> **What the task asks**
In the records below, count every line containing "derselben". Reply with the number only.

> **Input material**
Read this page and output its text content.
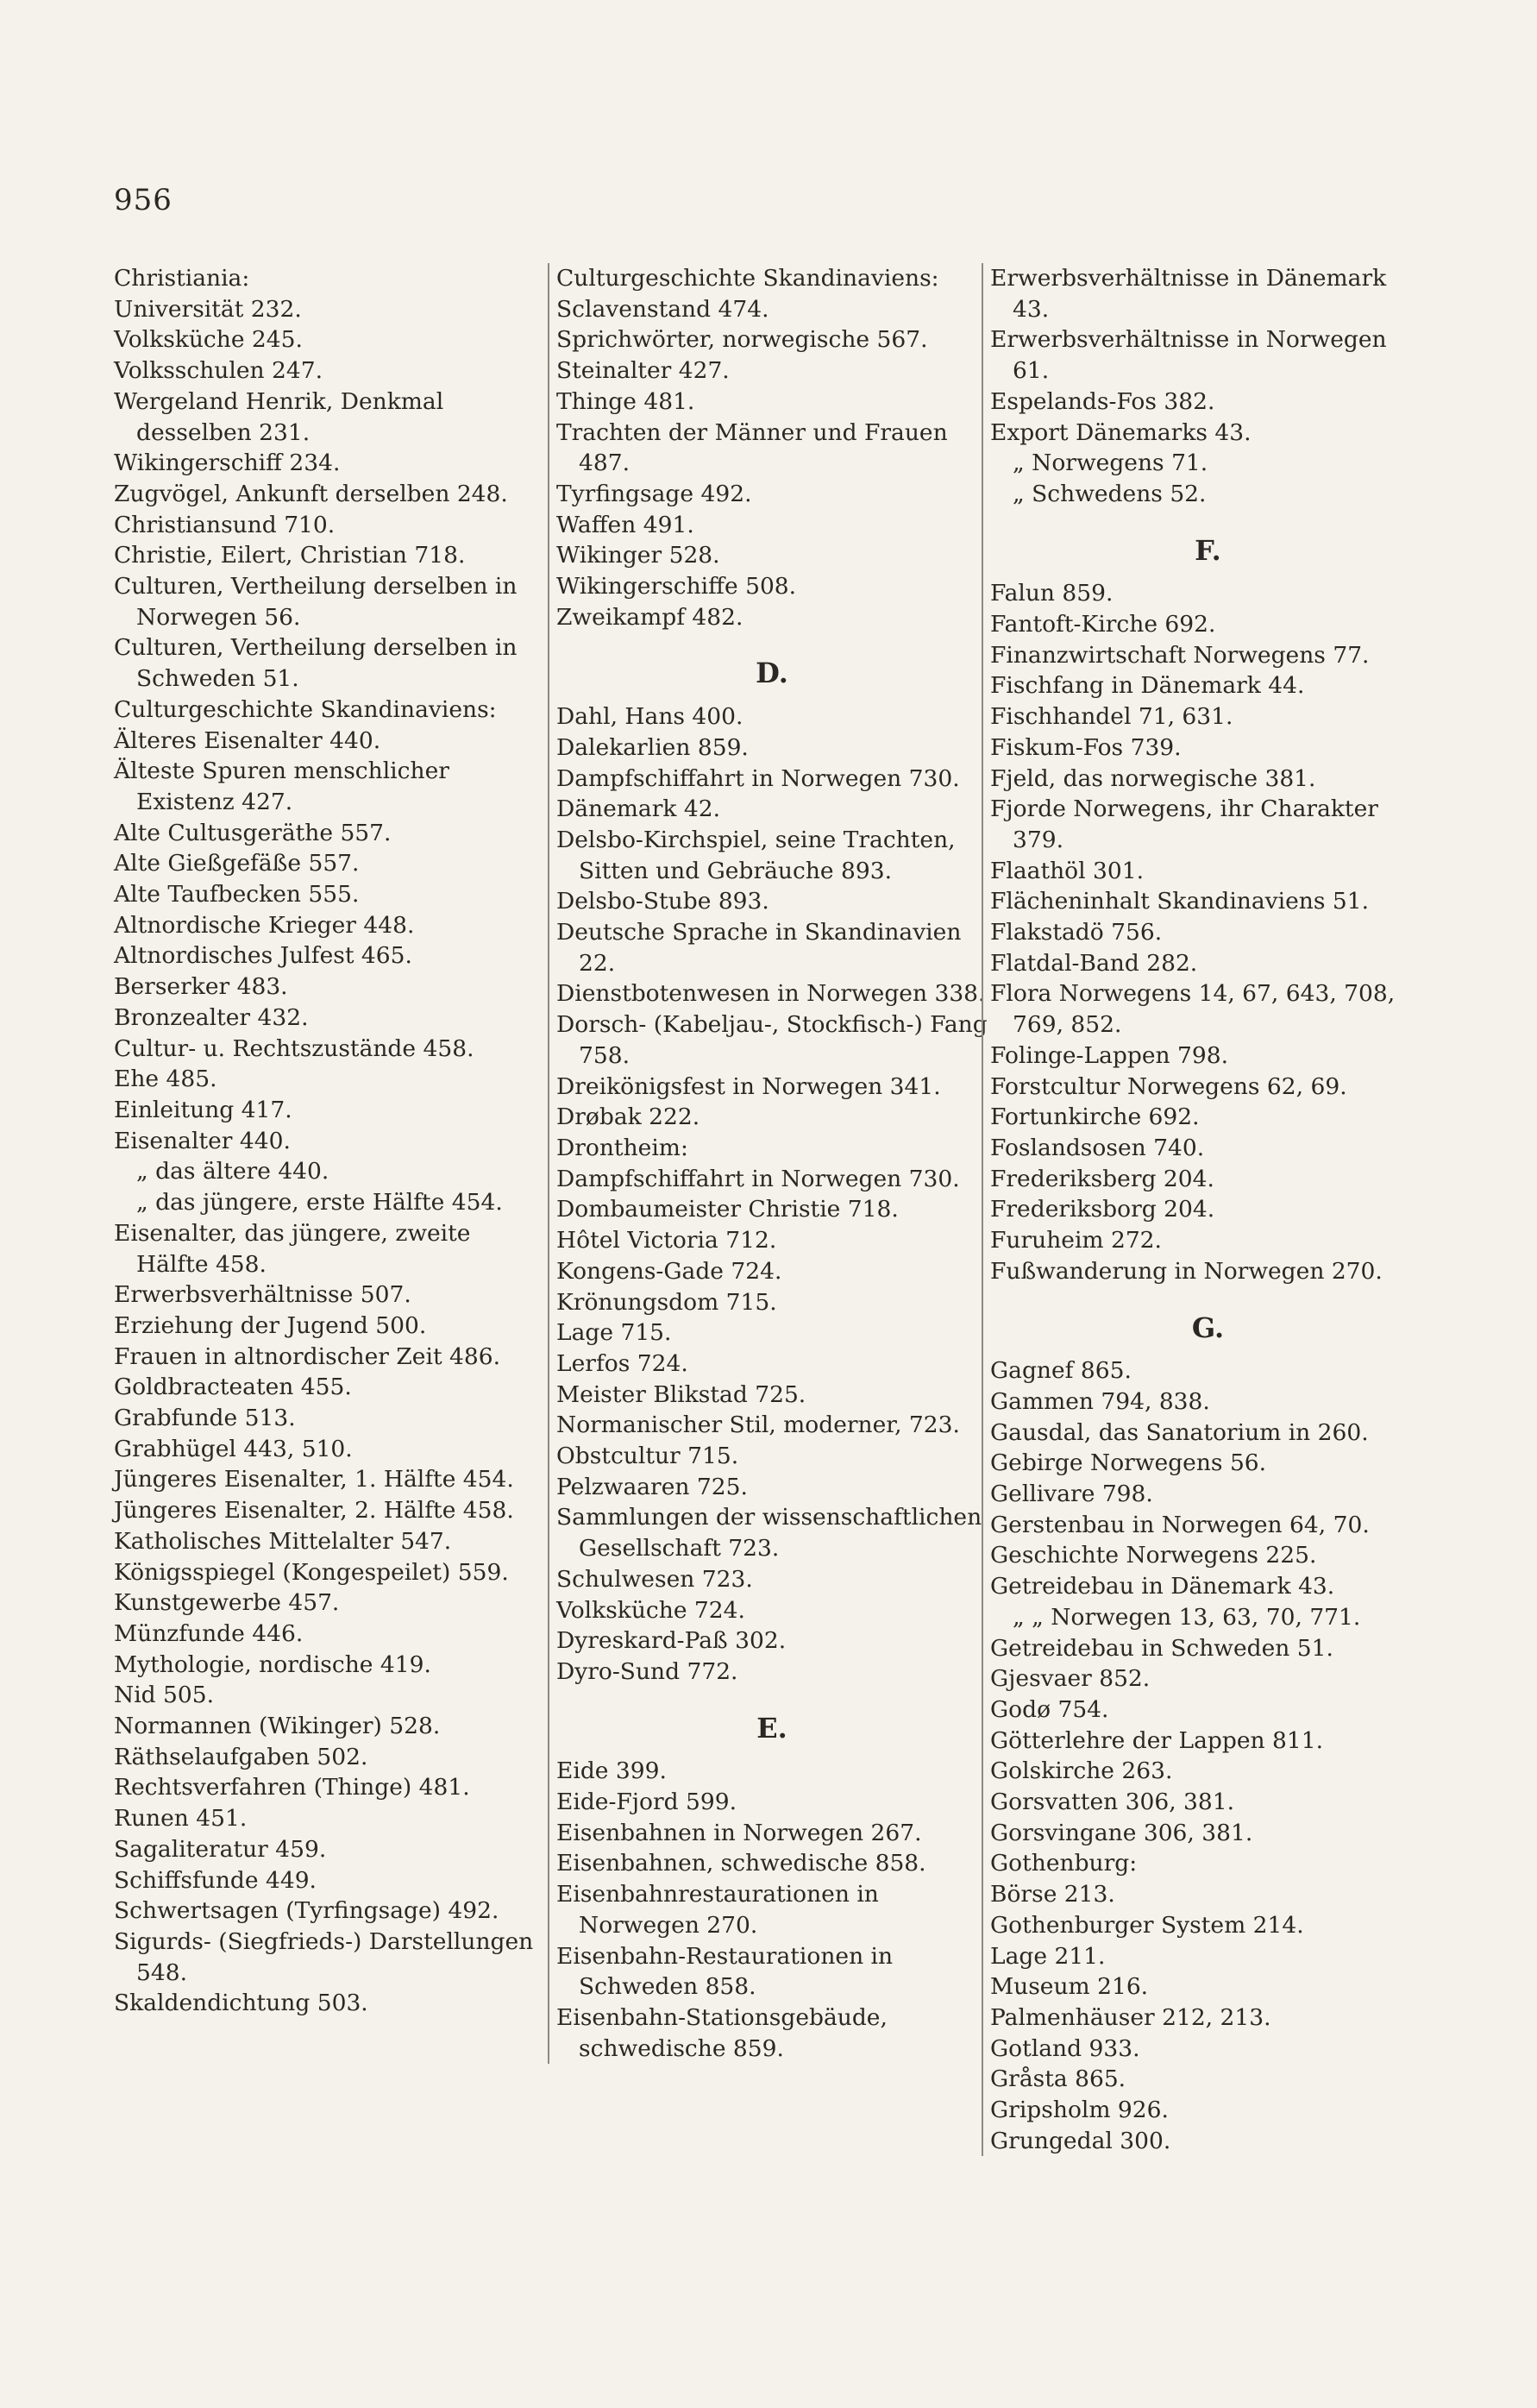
956
Christiania:
Universität 232.
Volksküche 245.
Volksschulen 247.
Wergeland Henrik, Denkmal desselben 231.
Wikingerschiff 234.
Zugvögel, Ankunft derselben 248.
Christiansund 710.
Christie, Eilert, Christian 718.
Culturen, Vertheilung derselben in Norwegen 56.
Culturen, Vertheilung derselben in Schweden 51.
Culturgeschichte Skandinaviens:
Älteres Eisenalter 440.
Älteste Spuren menschlicher Existenz 427.
Alte Cultusgeräthe 557.
Alte Gießgefäße 557.
Alte Taufbecken 555.
Altnordische Krieger 448.
Altnordisches Julfest 465.
Berserker 483.
Bronzealter 432.
Cultur- u. Rechtszustände 458.
Ehe 485.
Einleitung 417.
Eisenalter 440.
„ das ältere 440.
„ das jüngere, erste Hälfte 454.
Eisenalter, das jüngere, zweite Hälfte 458.
Erwerbsverhältnisse 507.
Erziehung der Jugend 500.
Frauen in altnordischer Zeit 486.
Goldbracteaten 455.
Grabfunde 513.
Grabhügel 443, 510.
Jüngeres Eisenalter, 1. Hälfte 454.
Jüngeres Eisenalter, 2. Hälfte 458.
Katholisches Mittelalter 547.
Königsspiegel (Kongespeilet) 559.
Kunstgewerbe 457.
Münzfunde 446.
Mythologie, nordische 419.
Nid 505.
Normannen (Wikinger) 528.
Räthselaufgaben 502.
Rechtsverfahren (Thinge) 481.
Runen 451.
Sagaliteratur 459.
Schiffsfunde 449.
Schwertsagen (Tyrfingsage) 492.
Sigurds- (Siegfrieds-) Darstellungen 548.
Skaldendichtung 503.
Culturgeschichte Skandinaviens:
Sclavenstand 474.
Sprichwörter, norwegische 567.
Steinalter 427.
Thinge 481.
Trachten der Männer und Frauen 487.
Tyrfingsage 492.
Waffen 491.
Wikinger 528.
Wikingerschiffe 508.
Zweikampf 482.
D.
Dahl, Hans 400.
Dalekarlien 859.
Dampfschiffahrt in Norwegen 730.
Dänemark 42.
Delsbo-Kirchspiel, seine Trachten, Sitten und Gebräuche 893.
Delsbo-Stube 893.
Deutsche Sprache in Skandinavien 22.
Dienstbotenwesen in Norwegen 338.
Dorsch- (Kabeljau-, Stockfisch-) Fang 758.
Dreikönigsfest in Norwegen 341.
Drøbak 222.
Drontheim:
Dampfschiffahrt in Norwegen 730.
Dombaumeister Christie 718.
Hôtel Victoria 712.
Kongens-Gade 724.
Krönungsdom 715.
Lage 715.
Lerfos 724.
Meister Blikstad 725.
Normanischer Stil, moderner, 723.
Obstcultur 715.
Pelzwaaren 725.
Sammlungen der wissenschaftlichen Gesellschaft 723.
Schulwesen 723.
Volksküche 724.
Dyreskard-Paß 302.
Dyro-Sund 772.
E.
Eide 399.
Eide-Fjord 599.
Eisenbahnen in Norwegen 267.
Eisenbahnen, schwedische 858.
Eisenbahnrestaurationen in Norwegen 270.
Eisenbahn-Restaurationen in Schweden 858.
Eisenbahn-Stationsgebäude, schwedische 859.
Erwerbsverhältnisse in Dänemark 43.
Erwerbsverhältnisse in Norwegen 61.
Espelands-Fos 382.
Export Dänemarks 43.
„ Norwegens 71.
„ Schwedens 52.
F.
Falun 859.
Fantoft-Kirche 692.
Finanzwirtschaft Norwegens 77.
Fischfang in Dänemark 44.
Fischhandel 71, 631.
Fiskum-Fos 739.
Fjeld, das norwegische 381.
Fjorde Norwegens, ihr Charakter 379.
Flaathöl 301.
Flächeninhalt Skandinaviens 51.
Flakstadö 756.
Flatdal-Band 282.
Flora Norwegens 14, 67, 643, 708, 769, 852.
Folinge-Lappen 798.
Forstcultur Norwegens 62, 69.
Fortunkirche 692.
Foslandsosen 740.
Frederiksberg 204.
Frederiksborg 204.
Furuheim 272.
Fußwanderung in Norwegen 270.
G.
Gagnef 865.
Gammen 794, 838.
Gausdal, das Sanatorium in 260.
Gebirge Norwegens 56.
Gellivare 798.
Gerstenbau in Norwegen 64, 70.
Geschichte Norwegens 225.
Getreidebau in Dänemark 43.
„ „ Norwegen 13, 63, 70, 771.
Getreidebau in Schweden 51.
Gjesvaer 852.
Godø 754.
Götterlehre der Lappen 811.
Golskirche 263.
Gorsvatten 306, 381.
Gorsvingane 306, 381.
Gothenburg:
Börse 213.
Gothenburger System 214.
Lage 211.
Museum 216.
Palmenhäuser 212, 213.
Gotland 933.
Gråsta 865.
Gripsholm 926.
Grungedal 300.
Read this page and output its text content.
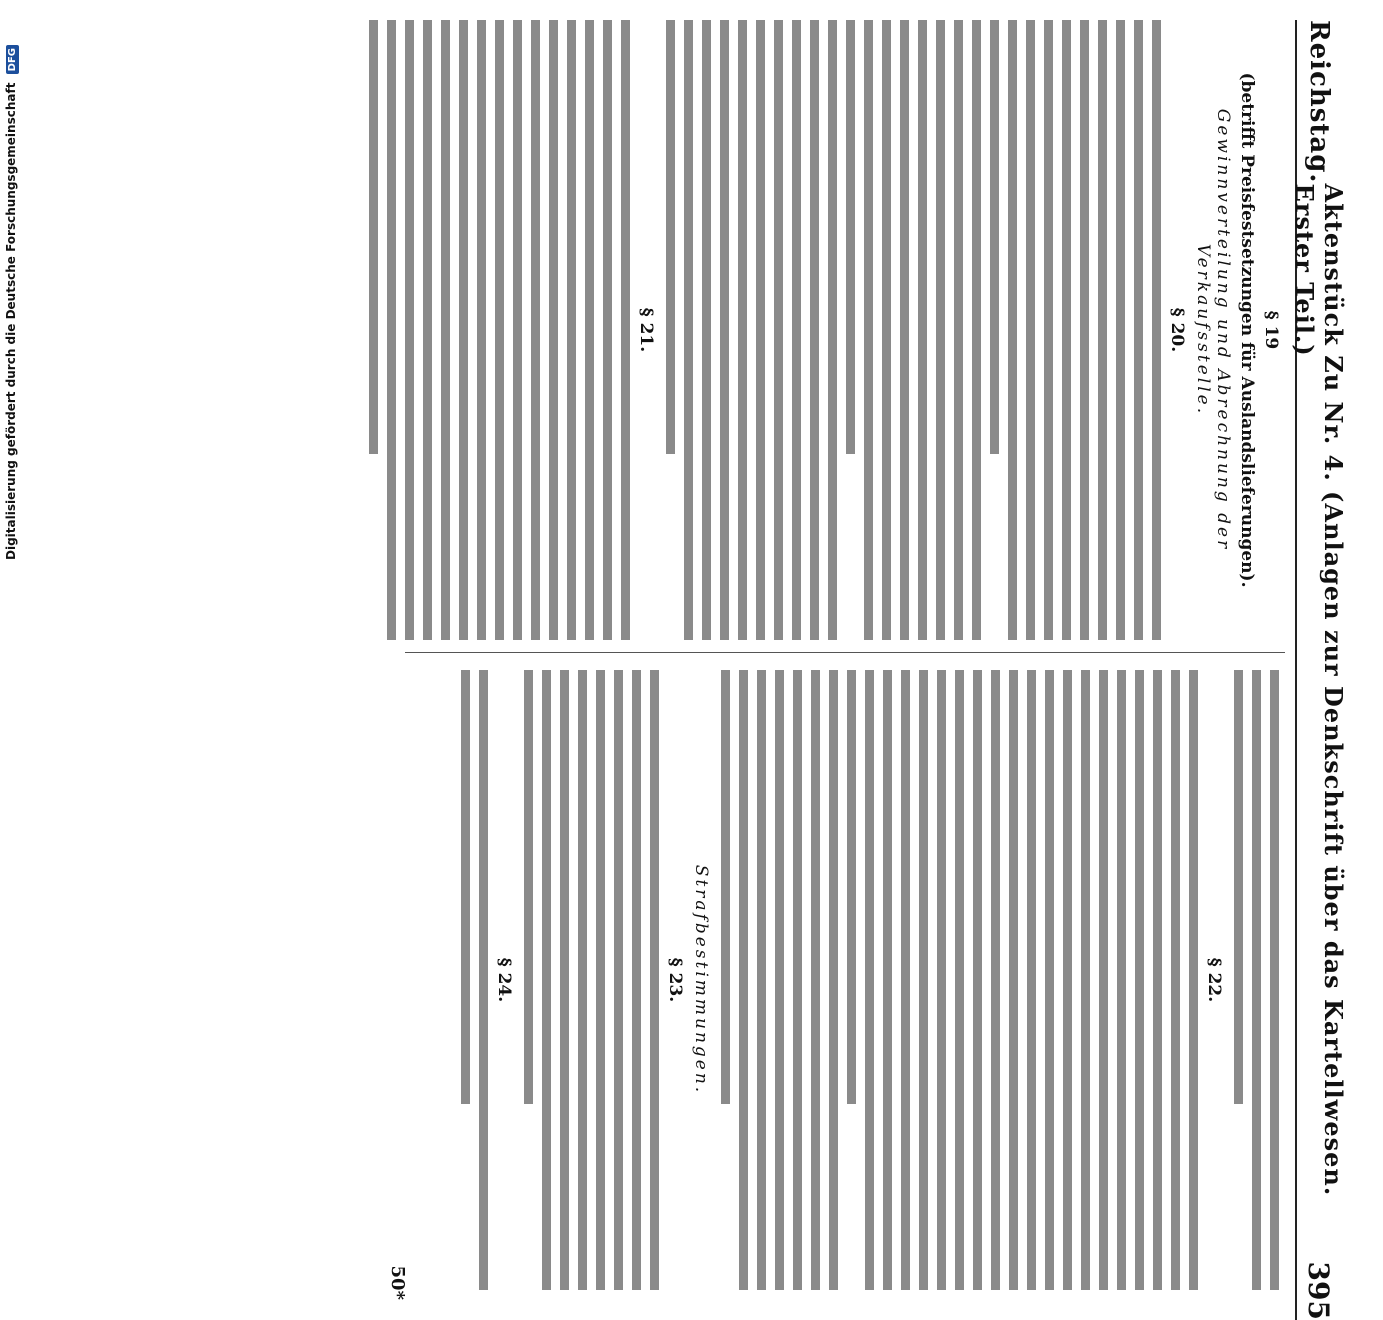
Reichstag.
Aktenstück Zu Nr. 4. (Anlagen zur Denkschrift über das Kartellwesen. Erster Teil.)
395
§ 19
(betrifft Preisfestsetzungen für Auslandslieferungen).
Gewinnverteilung und Abrechnung der Verkaufsstelle.
§ 20.
§ 21.
§ 22.
Strafbestimmungen.
§ 23.
§ 24.
50*
Digitalisierung gefördert durch die Deutsche Forschungsgemeinschaft DFG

> **Task solution**
3